---- Texte fourni

Une vie pour le cinéma
Marraine du cinéma allemand, grande figure intellectuelle du XXème siècle, Lotte H. Eisner fut un personnage hors-normes. Ses mémoires, enfin traduites, sont l’occasion de se replonger dans une vie passionnante qui est aussi celle de notre héritage culturel.
Personnalité aussi extravagante qu’originale, dont le parcours se situe au carrefour de ce que le XXèmesiècle aura eu de plus terrible mais aussi de plus formidable, Lotte H. Eisner, critique de cinéma, pionnière de la cinémathèque française auprès du « monstre »Henri Langlois, intime des plus grandes figures de l’avant-garde de l’entre-deux-guerres, soutien indéfectible des principaux réalisateurs de l’après-guerre, ne pouvait qu’écrire des mémoires passionnantes. Encore que le terme « écrire » ne soit pas le bon, puisque J’avais jadis une belle patrie, publié en allemand en 1984, peu de temps après la mort d’Eisner, est en réalité constitué de « propos recueillis par Martje Grohmann », la première femme de Werner Herzog (lequel vouait une admiration sans borne à celle qu’on surnommait « la eisnerin »). Le livre est donc très oral et c’est cette verve particulière qui lui donne tout son charme, d’autant qu’Eisner n’a pas la langue dans sa poche. Une Lotte qui « associe volontiers ce nom au mot italien lotta, la lutte, car ma vie n’a été qu’une longue lutte, à l’exception du tout début dont le calme était trompeur ».
Ce calme trompeur, c’est celui de son enfance privilégiée au sein d’une famille juive aisée avant que n’éclate la première guerre, un monde disparu qu’elle évoque dans un mélange de nostalgie et de lucidité, car sa vie mouvementée lui aura donné une conscience aiguë des injustices. Eisner était une personnalité aux convictions fortes, parfois obstinées, à l’intelligence et à l’humour dévastateur (ceux qui avaient le tort de lui déplaire en prennent pour leur grade). Si elle fut d’une grande générosité, elle se montre parfois brutale : ainsi se félicite-t-elle de ne pas avoir eu d’enfants car « des enfants auraient vidé mes entrailles de toute créativité ». Elle qui se retrouva dans le « collimateur » des nazis avant même leur accession au pouvoir (« lorsque les têtes rouleront, cette tête roulera », lui auguraient-ils), et dut en conséquence fuir au plus vite Berlin pour Paris, aura néanmoins su, toujours, n’en faire qu’à sa tête, quitte à bouffer de la vache maigre.

--------

## Consigne 1
D'après le texte sur Lotte H. Eisner, par qui ont été recueillis les propos qui composent J'avais jadis une belle patrie ?
## Consigne 2
Recopiez le texte sur Lotte H. Eisner en commençant à « Une vie pour » et en terminant à « notre héritage culturel. ».

---- Données extraites

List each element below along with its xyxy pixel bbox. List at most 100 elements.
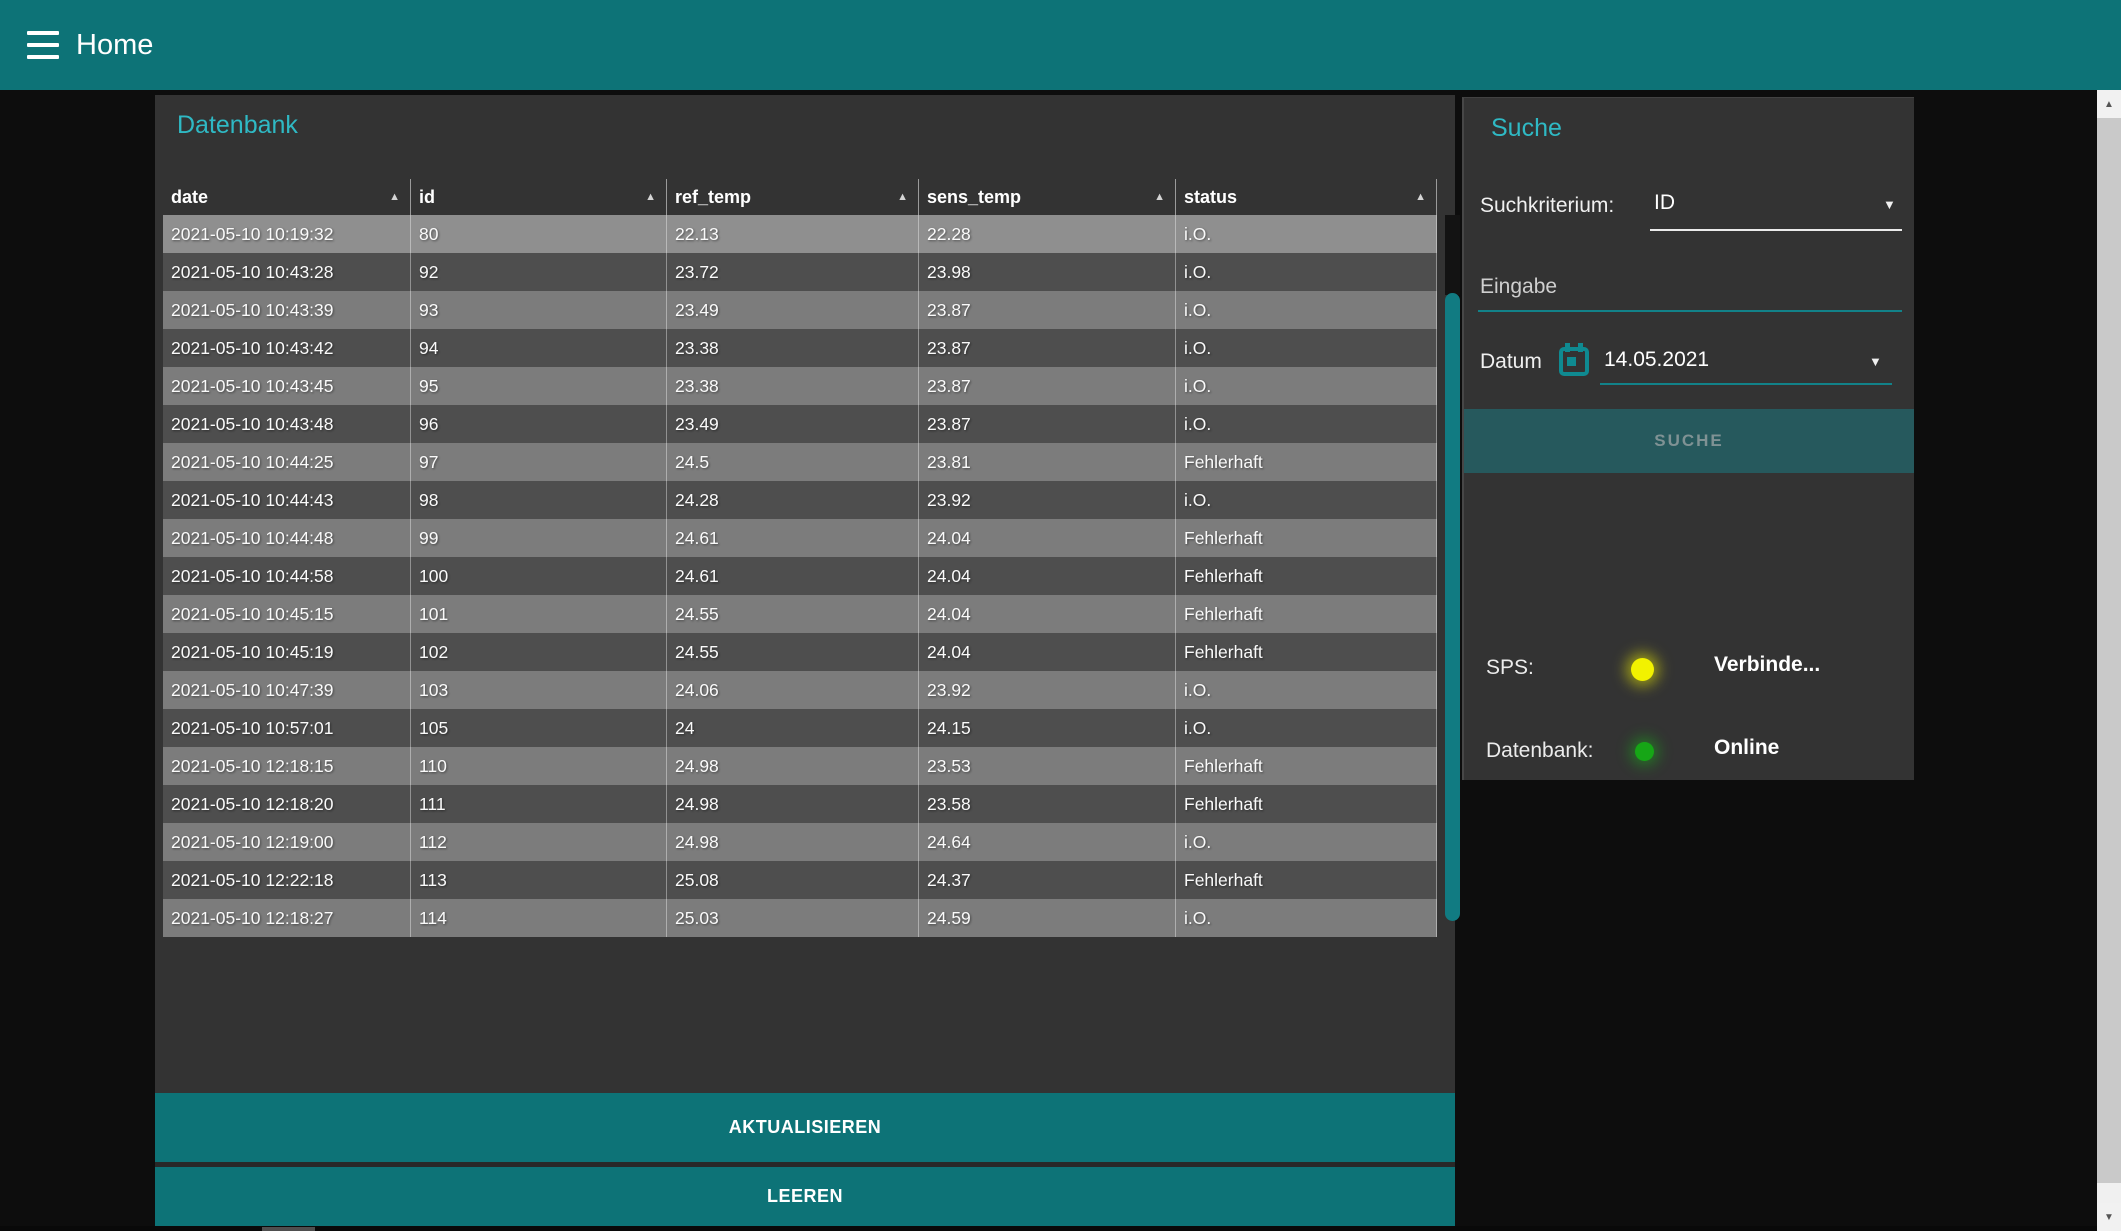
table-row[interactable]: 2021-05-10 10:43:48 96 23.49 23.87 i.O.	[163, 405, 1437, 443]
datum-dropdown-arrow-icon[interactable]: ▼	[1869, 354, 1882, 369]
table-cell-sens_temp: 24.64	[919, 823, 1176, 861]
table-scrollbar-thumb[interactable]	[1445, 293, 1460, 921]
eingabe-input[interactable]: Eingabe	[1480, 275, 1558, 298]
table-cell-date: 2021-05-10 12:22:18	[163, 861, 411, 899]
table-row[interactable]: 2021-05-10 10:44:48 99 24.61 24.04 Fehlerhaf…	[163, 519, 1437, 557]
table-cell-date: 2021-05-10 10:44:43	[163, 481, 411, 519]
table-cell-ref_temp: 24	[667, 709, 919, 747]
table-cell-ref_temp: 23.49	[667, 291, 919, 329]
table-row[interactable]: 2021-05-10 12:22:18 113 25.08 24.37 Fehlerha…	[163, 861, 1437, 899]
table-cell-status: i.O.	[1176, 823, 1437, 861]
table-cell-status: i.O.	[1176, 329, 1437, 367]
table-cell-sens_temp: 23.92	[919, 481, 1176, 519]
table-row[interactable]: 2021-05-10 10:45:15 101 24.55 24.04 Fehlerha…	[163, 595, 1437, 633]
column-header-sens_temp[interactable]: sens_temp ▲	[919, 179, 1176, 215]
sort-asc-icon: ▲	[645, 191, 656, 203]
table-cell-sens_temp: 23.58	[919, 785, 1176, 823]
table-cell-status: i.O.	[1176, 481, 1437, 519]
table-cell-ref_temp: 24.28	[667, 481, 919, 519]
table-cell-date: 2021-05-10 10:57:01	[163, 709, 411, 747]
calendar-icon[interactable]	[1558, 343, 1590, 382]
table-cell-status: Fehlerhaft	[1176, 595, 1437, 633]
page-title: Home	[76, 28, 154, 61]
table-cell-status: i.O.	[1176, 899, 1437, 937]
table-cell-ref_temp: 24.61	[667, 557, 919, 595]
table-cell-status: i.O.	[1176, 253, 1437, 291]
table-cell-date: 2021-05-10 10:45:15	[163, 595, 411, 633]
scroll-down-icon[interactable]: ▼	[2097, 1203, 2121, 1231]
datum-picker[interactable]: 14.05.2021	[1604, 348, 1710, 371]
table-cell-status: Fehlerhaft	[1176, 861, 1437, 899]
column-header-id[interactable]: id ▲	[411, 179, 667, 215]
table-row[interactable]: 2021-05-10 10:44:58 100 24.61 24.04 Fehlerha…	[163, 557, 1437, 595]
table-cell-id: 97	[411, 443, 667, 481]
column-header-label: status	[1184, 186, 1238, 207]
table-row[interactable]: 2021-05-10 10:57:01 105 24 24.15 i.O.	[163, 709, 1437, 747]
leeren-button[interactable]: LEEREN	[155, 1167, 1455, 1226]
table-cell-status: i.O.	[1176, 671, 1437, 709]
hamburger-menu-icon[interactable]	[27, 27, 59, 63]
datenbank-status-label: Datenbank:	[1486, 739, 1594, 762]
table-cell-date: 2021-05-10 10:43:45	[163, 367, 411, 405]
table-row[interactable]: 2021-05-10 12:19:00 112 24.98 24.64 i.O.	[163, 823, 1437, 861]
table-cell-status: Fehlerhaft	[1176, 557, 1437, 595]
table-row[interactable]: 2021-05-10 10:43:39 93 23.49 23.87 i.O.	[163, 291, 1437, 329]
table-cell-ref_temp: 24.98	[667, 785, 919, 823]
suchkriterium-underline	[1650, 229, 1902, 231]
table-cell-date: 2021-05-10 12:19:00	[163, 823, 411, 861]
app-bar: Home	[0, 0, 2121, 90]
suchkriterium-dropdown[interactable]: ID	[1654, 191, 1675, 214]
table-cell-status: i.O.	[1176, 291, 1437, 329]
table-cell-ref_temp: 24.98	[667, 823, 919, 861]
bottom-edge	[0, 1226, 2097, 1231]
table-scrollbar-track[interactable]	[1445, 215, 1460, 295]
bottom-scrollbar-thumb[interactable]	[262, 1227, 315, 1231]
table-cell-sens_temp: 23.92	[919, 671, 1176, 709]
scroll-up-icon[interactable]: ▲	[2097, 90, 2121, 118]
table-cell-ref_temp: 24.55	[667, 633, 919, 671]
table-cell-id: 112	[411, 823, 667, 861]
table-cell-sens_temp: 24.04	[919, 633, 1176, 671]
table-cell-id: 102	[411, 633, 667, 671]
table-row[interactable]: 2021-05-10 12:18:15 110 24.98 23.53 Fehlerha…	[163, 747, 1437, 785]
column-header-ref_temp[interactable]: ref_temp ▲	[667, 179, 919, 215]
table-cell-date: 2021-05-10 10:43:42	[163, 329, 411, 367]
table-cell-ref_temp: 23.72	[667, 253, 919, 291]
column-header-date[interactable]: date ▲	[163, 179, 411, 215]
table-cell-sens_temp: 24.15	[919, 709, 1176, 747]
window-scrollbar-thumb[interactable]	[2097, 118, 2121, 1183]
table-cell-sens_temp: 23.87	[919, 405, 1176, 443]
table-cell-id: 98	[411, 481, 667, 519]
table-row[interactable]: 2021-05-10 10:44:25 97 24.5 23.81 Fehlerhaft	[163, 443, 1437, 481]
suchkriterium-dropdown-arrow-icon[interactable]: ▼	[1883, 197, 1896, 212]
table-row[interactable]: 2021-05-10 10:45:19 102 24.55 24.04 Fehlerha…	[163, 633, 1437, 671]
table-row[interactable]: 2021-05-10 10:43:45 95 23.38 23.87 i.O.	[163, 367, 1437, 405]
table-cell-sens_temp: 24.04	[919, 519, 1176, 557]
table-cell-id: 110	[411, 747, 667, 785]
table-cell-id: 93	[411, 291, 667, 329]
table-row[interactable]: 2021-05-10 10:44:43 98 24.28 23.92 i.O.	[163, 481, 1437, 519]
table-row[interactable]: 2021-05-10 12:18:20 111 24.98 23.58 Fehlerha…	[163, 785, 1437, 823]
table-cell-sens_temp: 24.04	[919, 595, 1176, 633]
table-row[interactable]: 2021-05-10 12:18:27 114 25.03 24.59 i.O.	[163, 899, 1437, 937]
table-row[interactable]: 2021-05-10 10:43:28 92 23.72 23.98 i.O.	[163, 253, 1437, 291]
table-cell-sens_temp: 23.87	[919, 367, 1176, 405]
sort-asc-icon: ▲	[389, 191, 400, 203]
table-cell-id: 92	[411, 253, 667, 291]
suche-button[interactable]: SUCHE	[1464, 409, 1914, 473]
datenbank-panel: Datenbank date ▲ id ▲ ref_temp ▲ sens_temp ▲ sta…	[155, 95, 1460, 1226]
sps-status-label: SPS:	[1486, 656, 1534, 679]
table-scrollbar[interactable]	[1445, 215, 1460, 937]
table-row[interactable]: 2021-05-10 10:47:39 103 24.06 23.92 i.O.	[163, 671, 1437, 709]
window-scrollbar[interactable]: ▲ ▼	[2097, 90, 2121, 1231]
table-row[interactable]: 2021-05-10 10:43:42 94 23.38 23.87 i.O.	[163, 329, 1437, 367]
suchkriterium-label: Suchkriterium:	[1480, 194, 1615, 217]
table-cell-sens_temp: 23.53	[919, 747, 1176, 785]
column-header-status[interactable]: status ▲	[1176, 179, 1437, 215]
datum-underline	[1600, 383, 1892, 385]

--------

## Réponse 1
Par Martje Grohmann, la première femme de Werner Herzog.

## Réponse 2
Une vie pour le cinéma
Marraine du cinéma allemand, grande figure intellectuelle du XXème siècle, Lotte H. Eisner fut un personnage hors-normes. Ses mémoires, enfin traduites, sont l’occasion de se replonger dans une vie passionnante qui est aussi celle de notre héritage culturel.